Of the lines in the data below, count the ones holding the string "peut", and answer with that number only.

** begin **

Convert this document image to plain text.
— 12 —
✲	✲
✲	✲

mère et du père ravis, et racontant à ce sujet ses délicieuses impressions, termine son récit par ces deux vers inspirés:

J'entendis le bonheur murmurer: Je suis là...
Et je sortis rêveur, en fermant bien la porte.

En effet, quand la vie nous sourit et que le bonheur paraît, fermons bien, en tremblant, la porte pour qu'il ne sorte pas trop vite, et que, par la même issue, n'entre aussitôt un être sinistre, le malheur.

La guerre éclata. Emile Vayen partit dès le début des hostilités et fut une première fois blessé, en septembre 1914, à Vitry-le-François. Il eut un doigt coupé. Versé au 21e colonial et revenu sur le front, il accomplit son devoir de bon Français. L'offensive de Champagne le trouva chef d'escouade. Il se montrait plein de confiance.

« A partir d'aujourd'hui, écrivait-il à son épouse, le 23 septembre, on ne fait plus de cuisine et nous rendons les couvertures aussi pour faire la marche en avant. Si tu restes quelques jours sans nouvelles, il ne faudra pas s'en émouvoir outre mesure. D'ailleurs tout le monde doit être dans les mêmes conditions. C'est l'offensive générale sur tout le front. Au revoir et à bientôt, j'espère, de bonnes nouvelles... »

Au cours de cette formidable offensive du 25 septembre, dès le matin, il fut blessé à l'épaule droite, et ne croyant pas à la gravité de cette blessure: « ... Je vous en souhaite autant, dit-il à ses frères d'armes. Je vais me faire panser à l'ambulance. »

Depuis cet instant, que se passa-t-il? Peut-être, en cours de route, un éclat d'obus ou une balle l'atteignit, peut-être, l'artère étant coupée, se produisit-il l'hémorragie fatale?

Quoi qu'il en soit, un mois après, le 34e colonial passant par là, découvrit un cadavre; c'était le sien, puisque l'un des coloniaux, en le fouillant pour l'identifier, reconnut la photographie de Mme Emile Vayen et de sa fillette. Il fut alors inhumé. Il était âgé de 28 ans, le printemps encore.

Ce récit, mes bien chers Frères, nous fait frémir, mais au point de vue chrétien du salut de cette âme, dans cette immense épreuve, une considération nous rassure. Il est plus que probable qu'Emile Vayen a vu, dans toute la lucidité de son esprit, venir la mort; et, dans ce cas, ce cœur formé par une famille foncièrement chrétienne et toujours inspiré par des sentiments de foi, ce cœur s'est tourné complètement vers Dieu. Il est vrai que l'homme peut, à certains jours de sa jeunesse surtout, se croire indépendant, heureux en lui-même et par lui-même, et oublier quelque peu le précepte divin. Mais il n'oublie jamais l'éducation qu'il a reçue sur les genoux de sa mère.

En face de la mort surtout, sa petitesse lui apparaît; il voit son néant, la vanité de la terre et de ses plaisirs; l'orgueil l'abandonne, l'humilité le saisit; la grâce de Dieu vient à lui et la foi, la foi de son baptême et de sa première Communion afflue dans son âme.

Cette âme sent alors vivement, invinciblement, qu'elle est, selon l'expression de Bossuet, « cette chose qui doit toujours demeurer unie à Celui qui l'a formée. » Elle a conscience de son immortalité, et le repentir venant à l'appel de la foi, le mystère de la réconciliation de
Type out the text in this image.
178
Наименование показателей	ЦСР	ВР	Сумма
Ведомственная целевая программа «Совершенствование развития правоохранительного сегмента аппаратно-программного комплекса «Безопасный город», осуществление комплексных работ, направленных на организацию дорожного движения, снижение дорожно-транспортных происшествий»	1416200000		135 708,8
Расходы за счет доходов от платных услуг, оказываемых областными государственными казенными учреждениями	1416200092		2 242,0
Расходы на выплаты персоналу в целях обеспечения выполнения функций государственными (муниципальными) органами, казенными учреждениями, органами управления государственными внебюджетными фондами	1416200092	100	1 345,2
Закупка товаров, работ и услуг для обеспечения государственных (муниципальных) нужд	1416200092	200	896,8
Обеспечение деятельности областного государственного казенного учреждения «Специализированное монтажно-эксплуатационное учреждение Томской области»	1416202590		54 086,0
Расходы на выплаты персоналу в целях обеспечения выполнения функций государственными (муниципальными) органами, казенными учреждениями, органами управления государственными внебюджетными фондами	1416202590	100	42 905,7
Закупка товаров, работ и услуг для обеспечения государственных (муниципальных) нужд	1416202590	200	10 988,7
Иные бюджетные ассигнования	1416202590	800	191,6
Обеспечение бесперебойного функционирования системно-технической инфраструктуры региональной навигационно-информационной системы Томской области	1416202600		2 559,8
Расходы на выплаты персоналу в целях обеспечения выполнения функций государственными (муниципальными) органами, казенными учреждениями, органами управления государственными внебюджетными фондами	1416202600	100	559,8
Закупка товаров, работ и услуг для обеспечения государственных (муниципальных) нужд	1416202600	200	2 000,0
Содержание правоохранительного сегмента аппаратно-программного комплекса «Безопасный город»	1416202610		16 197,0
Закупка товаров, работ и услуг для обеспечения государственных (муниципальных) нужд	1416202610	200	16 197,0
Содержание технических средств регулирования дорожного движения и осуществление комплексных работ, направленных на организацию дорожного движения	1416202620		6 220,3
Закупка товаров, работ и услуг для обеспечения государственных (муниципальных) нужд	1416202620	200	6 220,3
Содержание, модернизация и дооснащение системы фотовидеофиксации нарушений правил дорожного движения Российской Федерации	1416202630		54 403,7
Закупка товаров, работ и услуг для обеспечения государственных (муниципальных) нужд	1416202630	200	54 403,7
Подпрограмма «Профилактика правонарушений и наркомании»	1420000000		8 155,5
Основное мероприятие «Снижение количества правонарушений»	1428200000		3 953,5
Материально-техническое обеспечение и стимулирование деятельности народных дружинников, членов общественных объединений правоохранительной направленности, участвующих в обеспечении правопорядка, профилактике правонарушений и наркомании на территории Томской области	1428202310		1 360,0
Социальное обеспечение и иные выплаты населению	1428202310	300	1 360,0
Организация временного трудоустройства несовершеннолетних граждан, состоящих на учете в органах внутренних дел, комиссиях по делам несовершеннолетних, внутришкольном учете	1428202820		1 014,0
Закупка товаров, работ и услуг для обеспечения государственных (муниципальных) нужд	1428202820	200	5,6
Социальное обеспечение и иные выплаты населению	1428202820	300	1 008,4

** end **

▸ **RESPONSE FOR THIS EXERCISE**: 2